→ **What you have to do**: Reproduce the lines of the material exactly, excluding every image.

· · · · ·

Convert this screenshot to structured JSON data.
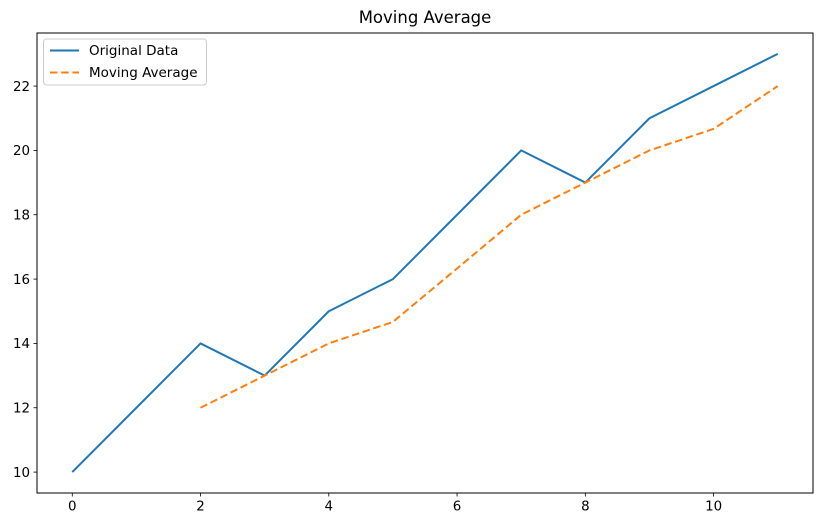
{
  "chart_data": {
    "type": "line",
    "title": "Moving Average",
    "xlabel": "",
    "ylabel": "",
    "grid": false,
    "legend_position": "upper left",
    "xlim": [
      -0.55,
      11.55
    ],
    "ylim": [
      9.35,
      23.65
    ],
    "xticks": [
      0,
      2,
      4,
      6,
      8,
      10
    ],
    "yticks": [
      10,
      12,
      14,
      16,
      18,
      20,
      22
    ],
    "series": [
      {
        "name": "Original Data",
        "color": "#1f77b4",
        "style": "solid",
        "x": [
          0,
          1,
          2,
          3,
          4,
          5,
          6,
          7,
          8,
          9,
          10,
          11
        ],
        "values": [
          10,
          12,
          14,
          13,
          15,
          16,
          18,
          20,
          19,
          21,
          22,
          23
        ]
      },
      {
        "name": "Moving Average",
        "color": "#ff7f0e",
        "style": "dashed",
        "x": [
          2,
          3,
          4,
          5,
          6,
          7,
          8,
          9,
          10,
          11
        ],
        "values": [
          12,
          13,
          14,
          14.67,
          16.33,
          18,
          19,
          20,
          20.67,
          22
        ]
      }
    ]
  }
}
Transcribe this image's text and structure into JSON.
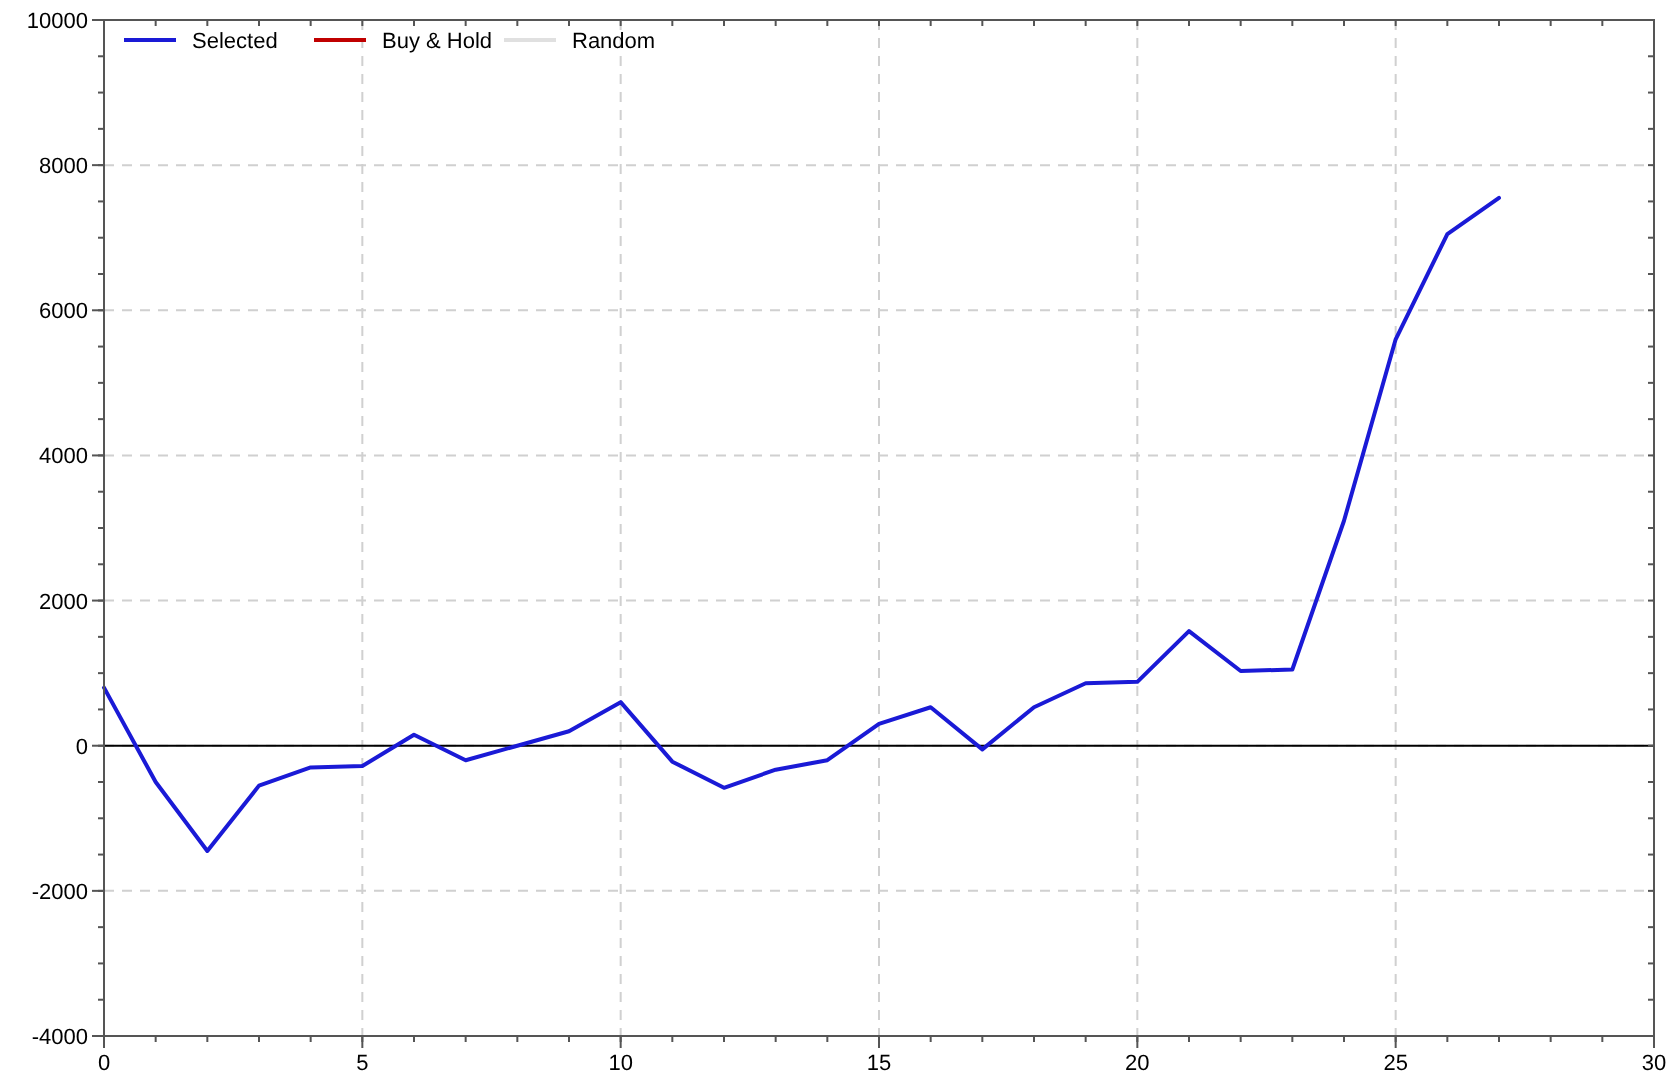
{
  "chart_data": {
    "type": "line",
    "x": [
      0,
      1,
      2,
      3,
      4,
      5,
      6,
      7,
      8,
      9,
      10,
      11,
      12,
      13,
      14,
      15,
      16,
      17,
      18,
      19,
      20,
      21,
      22,
      23,
      24,
      25,
      26,
      27
    ],
    "series": [
      {
        "name": "Selected",
        "color": "#1a1ad6",
        "values": [
          800,
          -500,
          -1450,
          -550,
          -300,
          -280,
          150,
          -200,
          0,
          200,
          600,
          -220,
          -580,
          -330,
          -200,
          300,
          530,
          -50,
          530,
          860,
          880,
          1580,
          1030,
          1050,
          3100,
          5600,
          7050,
          7550
        ]
      },
      {
        "name": "Buy & Hold",
        "color": "#c00000",
        "values": [
          null,
          null,
          null,
          null,
          null,
          null,
          null,
          null,
          null,
          null,
          null,
          null,
          null,
          null,
          null,
          null,
          null,
          null,
          null,
          null,
          null,
          null,
          null,
          null,
          null,
          null,
          null,
          null
        ]
      },
      {
        "name": "Random",
        "color": "#e0e0e0",
        "values": [
          null,
          null,
          null,
          null,
          null,
          null,
          null,
          null,
          null,
          null,
          null,
          null,
          null,
          null,
          null,
          null,
          null,
          null,
          null,
          null,
          null,
          null,
          null,
          null,
          null,
          null,
          null,
          null
        ]
      }
    ],
    "xlim": [
      0,
      30
    ],
    "xticks": [
      0,
      5,
      10,
      15,
      20,
      25,
      30
    ],
    "ylim": [
      -4000,
      10000
    ],
    "yticks": [
      -4000,
      -2000,
      0,
      2000,
      4000,
      6000,
      8000,
      10000
    ],
    "ref_lines": [
      {
        "axis": "y",
        "value": 0,
        "color": "#000000"
      }
    ],
    "grid": true,
    "legend": "top left",
    "marker": "none",
    "line_style": "solid"
  }
}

· · · · ·

→ **Result**:
Convert this screenshot to structured JSON data.
{
  "chart_data": {
    "type": "line",
    "title": "Moving Average",
    "xlabel": "",
    "ylabel": "",
    "grid": false,
    "legend_position": "upper left",
    "xlim": [
      -0.55,
      11.55
    ],
    "ylim": [
      9.35,
      23.65
    ],
    "xticks": [
      0,
      2,
      4,
      6,
      8,
      10
    ],
    "yticks": [
      10,
      12,
      14,
      16,
      18,
      20,
      22
    ],
    "series": [
      {
        "name": "Original Data",
        "color": "#1f77b4",
        "style": "solid",
        "x": [
          0,
          1,
          2,
          3,
          4,
          5,
          6,
          7,
          8,
          9,
          10,
          11
        ],
        "values": [
          10,
          12,
          14,
          13,
          15,
          16,
          18,
          20,
          19,
          21,
          22,
          23
        ]
      },
      {
        "name": "Moving Average",
        "color": "#ff7f0e",
        "style": "dashed",
        "x": [
          2,
          3,
          4,
          5,
          6,
          7,
          8,
          9,
          10,
          11
        ],
        "values": [
          12,
          13,
          14,
          14.67,
          16.33,
          18,
          19,
          20,
          20.67,
          22
        ]
      }
    ]
  }
}
Transcribe this image's text and structure into JSON.
{
  "chart_data": {
    "type": "line",
    "x": [
      0,
      1,
      2,
      3,
      4,
      5,
      6,
      7,
      8,
      9,
      10,
      11,
      12,
      13,
      14,
      15,
      16,
      17,
      18,
      19,
      20,
      21,
      22,
      23,
      24,
      25,
      26,
      27
    ],
    "series": [
      {
        "name": "Selected",
        "color": "#1a1ad6",
        "values": [
          800,
          -500,
          -1450,
          -550,
          -300,
          -280,
          150,
          -200,
          0,
          200,
          600,
          -220,
          -580,
          -330,
          -200,
          300,
          530,
          -50,
          530,
          860,
          880,
          1580,
          1030,
          1050,
          3100,
          5600,
          7050,
          7550
        ]
      },
      {
        "name": "Buy & Hold",
        "color": "#c00000",
        "values": [
          null,
          null,
          null,
          null,
          null,
          null,
          null,
          null,
          null,
          null,
          null,
          null,
          null,
          null,
          null,
          null,
          null,
          null,
          null,
          null,
          null,
          null,
          null,
          null,
          null,
          null,
          null,
          null
        ]
      },
      {
        "name": "Random",
        "color": "#e0e0e0",
        "values": [
          null,
          null,
          null,
          null,
          null,
          null,
          null,
          null,
          null,
          null,
          null,
          null,
          null,
          null,
          null,
          null,
          null,
          null,
          null,
          null,
          null,
          null,
          null,
          null,
          null,
          null,
          null,
          null
        ]
      }
    ],
    "xlim": [
      0,
      30
    ],
    "xticks": [
      0,
      5,
      10,
      15,
      20,
      25,
      30
    ],
    "ylim": [
      -4000,
      10000
    ],
    "yticks": [
      -4000,
      -2000,
      0,
      2000,
      4000,
      6000,
      8000,
      10000
    ],
    "ref_lines": [
      {
        "axis": "y",
        "value": 0,
        "color": "#000000"
      }
    ],
    "grid": true,
    "legend": "top left",
    "marker": "none",
    "line_style": "solid"
  }
}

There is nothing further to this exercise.